Entries supplied:
□ □ □ □ □

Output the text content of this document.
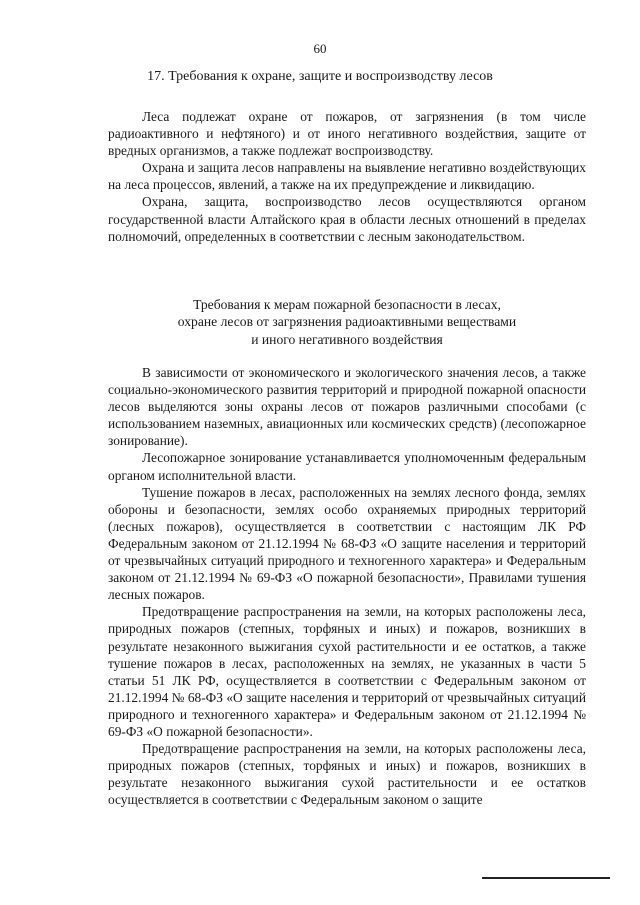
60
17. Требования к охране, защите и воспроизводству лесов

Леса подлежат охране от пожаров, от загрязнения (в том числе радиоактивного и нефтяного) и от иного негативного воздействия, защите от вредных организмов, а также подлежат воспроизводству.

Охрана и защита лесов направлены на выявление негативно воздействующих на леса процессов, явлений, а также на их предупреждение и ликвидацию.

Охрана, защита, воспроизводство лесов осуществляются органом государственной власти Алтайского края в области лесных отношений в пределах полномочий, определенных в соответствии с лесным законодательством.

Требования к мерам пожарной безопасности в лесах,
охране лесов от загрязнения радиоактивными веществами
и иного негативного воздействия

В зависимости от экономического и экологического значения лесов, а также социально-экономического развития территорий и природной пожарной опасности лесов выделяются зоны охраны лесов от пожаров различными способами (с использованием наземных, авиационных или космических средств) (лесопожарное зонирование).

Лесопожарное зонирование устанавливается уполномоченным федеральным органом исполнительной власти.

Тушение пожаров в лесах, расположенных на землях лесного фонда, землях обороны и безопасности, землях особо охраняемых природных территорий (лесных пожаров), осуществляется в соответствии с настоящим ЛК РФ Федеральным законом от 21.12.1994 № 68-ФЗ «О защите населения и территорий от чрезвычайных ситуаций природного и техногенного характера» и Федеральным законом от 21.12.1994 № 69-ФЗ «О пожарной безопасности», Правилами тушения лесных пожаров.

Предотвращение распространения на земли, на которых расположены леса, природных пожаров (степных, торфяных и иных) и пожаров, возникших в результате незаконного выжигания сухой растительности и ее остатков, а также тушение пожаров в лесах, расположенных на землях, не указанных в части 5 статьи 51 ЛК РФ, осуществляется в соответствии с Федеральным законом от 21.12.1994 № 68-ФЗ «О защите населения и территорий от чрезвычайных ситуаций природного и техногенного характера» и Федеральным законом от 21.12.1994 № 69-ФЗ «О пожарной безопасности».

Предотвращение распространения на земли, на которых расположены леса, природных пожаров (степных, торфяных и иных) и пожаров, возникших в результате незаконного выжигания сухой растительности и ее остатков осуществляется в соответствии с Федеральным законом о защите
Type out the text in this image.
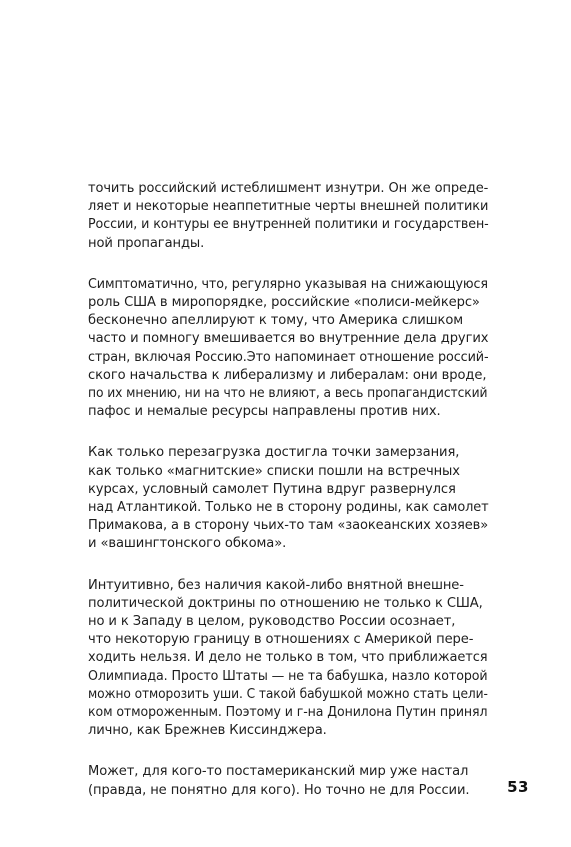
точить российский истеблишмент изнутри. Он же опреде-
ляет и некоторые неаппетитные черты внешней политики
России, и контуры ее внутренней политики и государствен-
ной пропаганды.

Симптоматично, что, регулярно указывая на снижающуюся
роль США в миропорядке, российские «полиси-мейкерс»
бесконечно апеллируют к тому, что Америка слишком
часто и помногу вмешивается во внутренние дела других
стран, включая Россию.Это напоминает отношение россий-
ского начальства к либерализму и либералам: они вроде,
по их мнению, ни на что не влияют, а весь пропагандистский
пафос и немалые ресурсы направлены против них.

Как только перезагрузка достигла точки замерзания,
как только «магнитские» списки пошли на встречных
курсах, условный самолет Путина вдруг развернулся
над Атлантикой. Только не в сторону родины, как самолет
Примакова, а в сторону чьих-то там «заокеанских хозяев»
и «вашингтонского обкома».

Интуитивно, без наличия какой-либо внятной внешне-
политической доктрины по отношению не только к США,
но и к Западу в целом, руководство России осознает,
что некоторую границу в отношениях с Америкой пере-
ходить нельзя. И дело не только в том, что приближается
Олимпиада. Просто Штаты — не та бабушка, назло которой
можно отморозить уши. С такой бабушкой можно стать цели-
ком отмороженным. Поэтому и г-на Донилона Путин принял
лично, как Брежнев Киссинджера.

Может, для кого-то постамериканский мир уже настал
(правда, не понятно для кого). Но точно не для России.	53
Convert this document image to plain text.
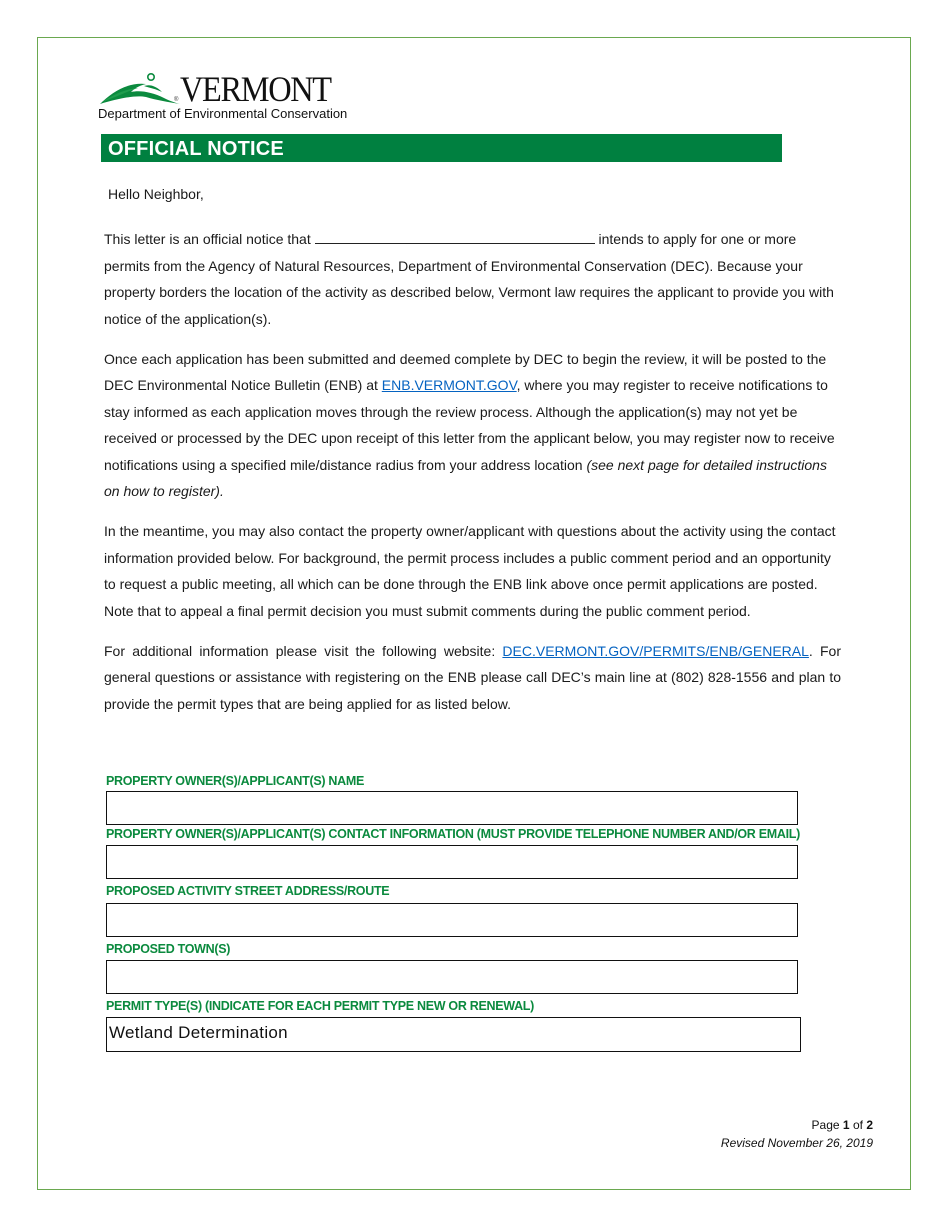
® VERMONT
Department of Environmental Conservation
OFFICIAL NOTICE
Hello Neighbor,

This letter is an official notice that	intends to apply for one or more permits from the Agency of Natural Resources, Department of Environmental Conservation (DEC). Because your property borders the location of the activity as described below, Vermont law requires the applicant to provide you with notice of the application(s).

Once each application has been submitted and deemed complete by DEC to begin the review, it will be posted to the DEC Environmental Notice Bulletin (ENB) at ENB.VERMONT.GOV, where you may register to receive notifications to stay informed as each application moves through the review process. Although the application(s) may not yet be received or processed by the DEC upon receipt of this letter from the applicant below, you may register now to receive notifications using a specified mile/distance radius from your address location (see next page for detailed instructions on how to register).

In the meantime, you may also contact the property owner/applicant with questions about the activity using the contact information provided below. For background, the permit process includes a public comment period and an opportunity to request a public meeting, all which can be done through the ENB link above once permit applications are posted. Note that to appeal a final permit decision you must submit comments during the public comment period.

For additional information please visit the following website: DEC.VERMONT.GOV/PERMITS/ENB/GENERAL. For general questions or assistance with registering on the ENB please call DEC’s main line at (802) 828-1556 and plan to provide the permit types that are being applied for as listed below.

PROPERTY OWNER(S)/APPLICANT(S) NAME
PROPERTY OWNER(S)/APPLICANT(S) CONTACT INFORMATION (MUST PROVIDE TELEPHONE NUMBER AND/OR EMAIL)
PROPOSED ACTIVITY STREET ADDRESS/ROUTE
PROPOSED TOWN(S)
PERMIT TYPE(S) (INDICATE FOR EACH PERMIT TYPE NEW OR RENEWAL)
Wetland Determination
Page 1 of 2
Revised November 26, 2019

□ □ □ □ □

Goal: Gather up every line in the data above that contains the word "зонирование", copying each one.

The answer:
В зависимости от экономического и экологического значения лесов, а также социально-экономического развития территорий и природной пожарной опасности лесов выделяются зоны охраны лесов от пожаров различными способами (с использованием наземных, авиационных или космических средств) (лесопожарное зонирование).
Лесопожарное зонирование устанавливается уполномоченным федеральным органом исполнительной власти.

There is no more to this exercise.